▶ [The data]:
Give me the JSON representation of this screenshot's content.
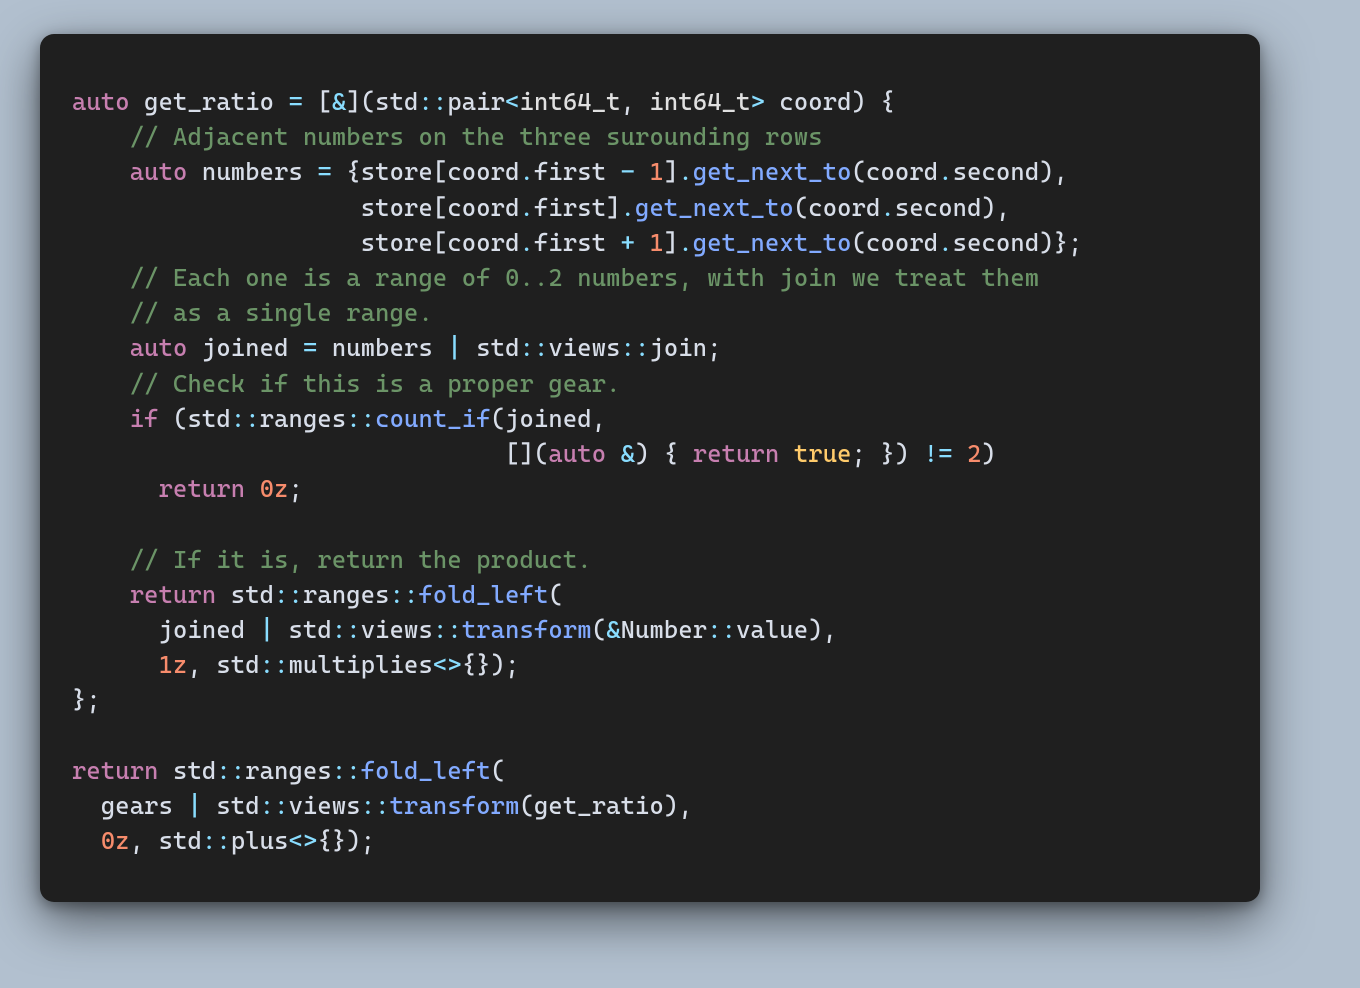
{
  "code": {
    "l1": {
      "a": "auto",
      "b": " get_ratio ",
      "c": "=",
      "d": " [",
      "e": "&",
      "f": "](std",
      "g": "::",
      "h": "pair",
      "i": "<",
      "j": "int64_t",
      "k": ",",
      "l": " ",
      "m": "int64_t",
      "n": ">",
      "o": " coord) {"
    },
    "l2": {
      "a": "    ",
      "b": "// Adjacent numbers on the three surounding rows"
    },
    "l3": {
      "a": "    ",
      "b": "auto",
      "c": " numbers ",
      "d": "=",
      "e": " {store[coord",
      "f": ".",
      "g": "first ",
      "h": "-",
      "i": " ",
      "j": "1",
      "k": "]",
      "l": ".",
      "m": "get_next_to",
      "n": "(coord",
      "o": ".",
      "p": "second),"
    },
    "l4": {
      "a": "                    store[coord",
      "b": ".",
      "c": "first]",
      "d": ".",
      "e": "get_next_to",
      "f": "(coord",
      "g": ".",
      "h": "second),"
    },
    "l5": {
      "a": "                    store[coord",
      "b": ".",
      "c": "first ",
      "d": "+",
      "e": " ",
      "f": "1",
      "g": "]",
      "h": ".",
      "i": "get_next_to",
      "j": "(coord",
      "k": ".",
      "l": "second)};"
    },
    "l6": {
      "a": "    ",
      "b": "// Each one is a range of 0..2 numbers, with join we treat them"
    },
    "l7": {
      "a": "    ",
      "b": "// as a single range."
    },
    "l8": {
      "a": "    ",
      "b": "auto",
      "c": " joined ",
      "d": "=",
      "e": " numbers ",
      "f": "|",
      "g": " std",
      "h": "::",
      "i": "views",
      "j": "::",
      "k": "join;"
    },
    "l9": {
      "a": "    ",
      "b": "// Check if this is a proper gear."
    },
    "l10": {
      "a": "    ",
      "b": "if",
      "c": " (std",
      "d": "::",
      "e": "ranges",
      "f": "::",
      "g": "count_if",
      "h": "(joined,"
    },
    "l11": {
      "a": "                              [](",
      "b": "auto",
      "c": " ",
      "d": "&",
      "e": ") { ",
      "f": "return",
      "g": " ",
      "h": "true",
      "i": "; }) ",
      "j": "!=",
      "k": " ",
      "l": "2",
      "m": ")"
    },
    "l12": {
      "a": "      ",
      "b": "return",
      "c": " ",
      "d": "0z",
      "e": ";"
    },
    "l13": {
      "a": ""
    },
    "l14": {
      "a": "    ",
      "b": "// If it is, return the product."
    },
    "l15": {
      "a": "    ",
      "b": "return",
      "c": " std",
      "d": "::",
      "e": "ranges",
      "f": "::",
      "g": "fold_left",
      "h": "("
    },
    "l16": {
      "a": "      joined ",
      "b": "|",
      "c": " std",
      "d": "::",
      "e": "views",
      "f": "::",
      "g": "transform",
      "h": "(",
      "i": "&",
      "j": "Number",
      "k": "::",
      "l": "value),"
    },
    "l17": {
      "a": "      ",
      "b": "1z",
      "c": ", std",
      "d": "::",
      "e": "multiplies",
      "f": "<>",
      "g": "{});"
    },
    "l18": {
      "a": "};"
    },
    "l19": {
      "a": ""
    },
    "l20": {
      "a": "return",
      "b": " std",
      "c": "::",
      "d": "ranges",
      "e": "::",
      "f": "fold_left",
      "g": "("
    },
    "l21": {
      "a": "  gears ",
      "b": "|",
      "c": " std",
      "d": "::",
      "e": "views",
      "f": "::",
      "g": "transform",
      "h": "(get_ratio),"
    },
    "l22": {
      "a": "  ",
      "b": "0z",
      "c": ", std",
      "d": "::",
      "e": "plus",
      "f": "<>",
      "g": "{});"
    }
  }
}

▶ [To be done]:
Note how many lines of the material contain the string "return". Then report that number by itself.

▶ [Solution for this task]:
5